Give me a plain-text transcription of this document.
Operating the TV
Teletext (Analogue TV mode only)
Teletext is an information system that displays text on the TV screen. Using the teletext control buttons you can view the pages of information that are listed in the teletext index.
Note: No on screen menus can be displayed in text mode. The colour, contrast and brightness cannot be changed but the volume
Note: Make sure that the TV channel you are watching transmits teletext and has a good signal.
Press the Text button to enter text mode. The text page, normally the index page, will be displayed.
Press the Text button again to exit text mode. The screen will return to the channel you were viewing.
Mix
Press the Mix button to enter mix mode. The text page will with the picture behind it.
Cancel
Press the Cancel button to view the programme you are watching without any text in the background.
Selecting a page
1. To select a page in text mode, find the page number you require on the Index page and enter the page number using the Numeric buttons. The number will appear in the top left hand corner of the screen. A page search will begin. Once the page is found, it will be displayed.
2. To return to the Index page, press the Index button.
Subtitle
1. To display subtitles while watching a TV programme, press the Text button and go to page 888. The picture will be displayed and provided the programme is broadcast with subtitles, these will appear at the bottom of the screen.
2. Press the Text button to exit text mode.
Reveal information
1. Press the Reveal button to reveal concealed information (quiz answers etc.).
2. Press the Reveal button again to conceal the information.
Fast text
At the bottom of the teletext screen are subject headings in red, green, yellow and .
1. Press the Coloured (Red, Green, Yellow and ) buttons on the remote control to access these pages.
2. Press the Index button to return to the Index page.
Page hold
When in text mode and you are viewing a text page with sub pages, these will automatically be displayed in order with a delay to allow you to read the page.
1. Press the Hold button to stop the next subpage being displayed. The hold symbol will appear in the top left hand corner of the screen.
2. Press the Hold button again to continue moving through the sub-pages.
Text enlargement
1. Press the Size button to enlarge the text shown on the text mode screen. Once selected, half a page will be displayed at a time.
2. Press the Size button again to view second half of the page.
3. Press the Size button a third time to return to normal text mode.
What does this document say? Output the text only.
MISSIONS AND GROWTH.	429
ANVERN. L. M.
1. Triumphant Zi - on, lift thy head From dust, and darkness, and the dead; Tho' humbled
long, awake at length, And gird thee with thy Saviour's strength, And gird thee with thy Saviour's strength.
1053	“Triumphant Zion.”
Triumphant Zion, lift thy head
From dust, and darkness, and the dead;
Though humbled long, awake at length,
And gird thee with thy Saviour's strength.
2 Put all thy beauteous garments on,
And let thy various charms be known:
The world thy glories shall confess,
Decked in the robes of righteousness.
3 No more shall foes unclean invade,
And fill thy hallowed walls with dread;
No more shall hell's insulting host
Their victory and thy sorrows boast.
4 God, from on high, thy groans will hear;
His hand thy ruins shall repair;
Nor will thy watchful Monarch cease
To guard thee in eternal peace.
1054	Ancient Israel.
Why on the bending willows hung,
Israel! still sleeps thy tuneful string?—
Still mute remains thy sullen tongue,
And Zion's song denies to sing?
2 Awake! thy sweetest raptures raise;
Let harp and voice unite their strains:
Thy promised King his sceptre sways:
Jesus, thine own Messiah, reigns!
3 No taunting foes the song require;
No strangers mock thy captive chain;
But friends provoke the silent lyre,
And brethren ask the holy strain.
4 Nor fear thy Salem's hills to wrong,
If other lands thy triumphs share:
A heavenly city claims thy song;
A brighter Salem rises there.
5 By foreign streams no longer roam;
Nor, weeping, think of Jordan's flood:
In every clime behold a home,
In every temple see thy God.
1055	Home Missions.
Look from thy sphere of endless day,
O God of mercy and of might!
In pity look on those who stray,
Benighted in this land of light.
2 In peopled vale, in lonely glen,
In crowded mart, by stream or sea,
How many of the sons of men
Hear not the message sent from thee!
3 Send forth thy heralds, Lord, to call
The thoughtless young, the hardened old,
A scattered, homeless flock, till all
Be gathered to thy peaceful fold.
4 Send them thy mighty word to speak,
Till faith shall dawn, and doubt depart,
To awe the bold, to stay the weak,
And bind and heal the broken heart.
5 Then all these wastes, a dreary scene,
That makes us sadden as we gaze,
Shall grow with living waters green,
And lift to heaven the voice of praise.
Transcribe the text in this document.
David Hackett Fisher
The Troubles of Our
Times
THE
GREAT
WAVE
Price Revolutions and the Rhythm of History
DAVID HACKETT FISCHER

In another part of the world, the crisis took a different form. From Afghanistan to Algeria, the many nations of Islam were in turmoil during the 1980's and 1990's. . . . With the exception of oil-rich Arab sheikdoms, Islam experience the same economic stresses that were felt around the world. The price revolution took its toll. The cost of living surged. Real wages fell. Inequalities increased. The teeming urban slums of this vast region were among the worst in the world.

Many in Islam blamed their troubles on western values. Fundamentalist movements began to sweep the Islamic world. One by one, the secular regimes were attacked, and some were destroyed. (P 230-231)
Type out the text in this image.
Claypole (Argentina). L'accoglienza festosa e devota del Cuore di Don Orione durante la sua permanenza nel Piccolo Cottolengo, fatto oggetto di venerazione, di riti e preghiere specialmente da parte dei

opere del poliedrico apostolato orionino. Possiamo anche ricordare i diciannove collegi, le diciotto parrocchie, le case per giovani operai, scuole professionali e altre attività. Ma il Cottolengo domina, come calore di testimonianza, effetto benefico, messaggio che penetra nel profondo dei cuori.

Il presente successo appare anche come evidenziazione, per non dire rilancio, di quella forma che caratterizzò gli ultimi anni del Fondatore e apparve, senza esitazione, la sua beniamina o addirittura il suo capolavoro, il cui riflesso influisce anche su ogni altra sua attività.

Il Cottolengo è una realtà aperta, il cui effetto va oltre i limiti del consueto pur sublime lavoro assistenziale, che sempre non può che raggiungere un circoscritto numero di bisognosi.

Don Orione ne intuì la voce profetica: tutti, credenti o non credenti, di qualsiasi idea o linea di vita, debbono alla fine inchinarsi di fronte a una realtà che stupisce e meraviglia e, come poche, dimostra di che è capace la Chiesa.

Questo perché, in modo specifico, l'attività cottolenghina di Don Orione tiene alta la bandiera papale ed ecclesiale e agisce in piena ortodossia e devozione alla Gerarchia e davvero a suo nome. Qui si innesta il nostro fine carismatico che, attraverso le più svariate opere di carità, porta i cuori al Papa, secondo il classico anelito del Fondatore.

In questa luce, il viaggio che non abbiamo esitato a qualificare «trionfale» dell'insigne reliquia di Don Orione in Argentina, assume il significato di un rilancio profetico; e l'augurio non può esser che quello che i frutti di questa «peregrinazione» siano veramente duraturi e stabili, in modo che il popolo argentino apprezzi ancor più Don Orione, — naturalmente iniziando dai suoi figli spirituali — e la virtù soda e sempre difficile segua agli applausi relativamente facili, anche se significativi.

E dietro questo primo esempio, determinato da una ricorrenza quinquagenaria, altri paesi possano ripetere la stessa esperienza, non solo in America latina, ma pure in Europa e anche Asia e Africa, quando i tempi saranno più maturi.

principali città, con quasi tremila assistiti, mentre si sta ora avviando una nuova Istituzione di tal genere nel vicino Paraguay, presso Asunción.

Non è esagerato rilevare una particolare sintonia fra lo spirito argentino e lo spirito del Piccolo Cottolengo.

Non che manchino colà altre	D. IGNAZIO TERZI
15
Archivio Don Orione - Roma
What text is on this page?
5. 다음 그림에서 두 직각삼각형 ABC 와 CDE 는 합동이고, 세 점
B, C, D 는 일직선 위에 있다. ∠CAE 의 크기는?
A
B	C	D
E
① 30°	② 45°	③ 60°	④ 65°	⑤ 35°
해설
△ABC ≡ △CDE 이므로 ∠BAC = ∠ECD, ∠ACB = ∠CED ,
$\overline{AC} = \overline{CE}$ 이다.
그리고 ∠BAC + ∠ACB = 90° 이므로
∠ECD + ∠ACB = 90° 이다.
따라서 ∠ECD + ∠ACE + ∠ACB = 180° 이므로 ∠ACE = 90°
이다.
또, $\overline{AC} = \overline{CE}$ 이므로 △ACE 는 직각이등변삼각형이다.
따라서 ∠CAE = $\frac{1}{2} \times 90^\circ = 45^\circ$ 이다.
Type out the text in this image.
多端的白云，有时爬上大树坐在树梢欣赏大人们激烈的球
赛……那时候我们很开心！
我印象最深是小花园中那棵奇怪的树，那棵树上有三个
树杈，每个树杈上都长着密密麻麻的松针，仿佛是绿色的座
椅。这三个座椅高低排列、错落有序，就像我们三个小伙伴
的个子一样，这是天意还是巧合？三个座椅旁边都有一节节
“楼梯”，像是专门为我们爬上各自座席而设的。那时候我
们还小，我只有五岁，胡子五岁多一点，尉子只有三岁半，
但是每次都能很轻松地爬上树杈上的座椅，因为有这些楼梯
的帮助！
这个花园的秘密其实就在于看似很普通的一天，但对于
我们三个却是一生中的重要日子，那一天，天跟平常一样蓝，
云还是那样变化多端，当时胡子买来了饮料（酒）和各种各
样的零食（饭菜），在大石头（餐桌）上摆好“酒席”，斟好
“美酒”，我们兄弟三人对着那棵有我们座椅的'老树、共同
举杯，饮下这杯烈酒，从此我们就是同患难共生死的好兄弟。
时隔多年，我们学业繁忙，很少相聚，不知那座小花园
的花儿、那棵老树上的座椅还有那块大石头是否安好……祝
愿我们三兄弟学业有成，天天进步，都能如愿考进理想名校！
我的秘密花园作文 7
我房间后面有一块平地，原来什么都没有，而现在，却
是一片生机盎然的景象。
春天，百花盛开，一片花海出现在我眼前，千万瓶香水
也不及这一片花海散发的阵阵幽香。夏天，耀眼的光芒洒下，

###

Search the entries for the word "these" and pick out every line that holds it.

### COMPLETED EXERCISE:
1. To display subtitles while watching a TV programme, press the Text button and go to page 888. The picture will be displayed and provided the programme is broadcast with subtitles, these will appear at the bottom of the screen.
1. Press the Coloured (Red, Green, Yellow and ) buttons on the remote control to access these pages.
When in text mode and you are viewing a text page with sub pages, these will automatically be displayed in order with a delay to allow you to read the page.
5 Then all these wastes, a dreary scene,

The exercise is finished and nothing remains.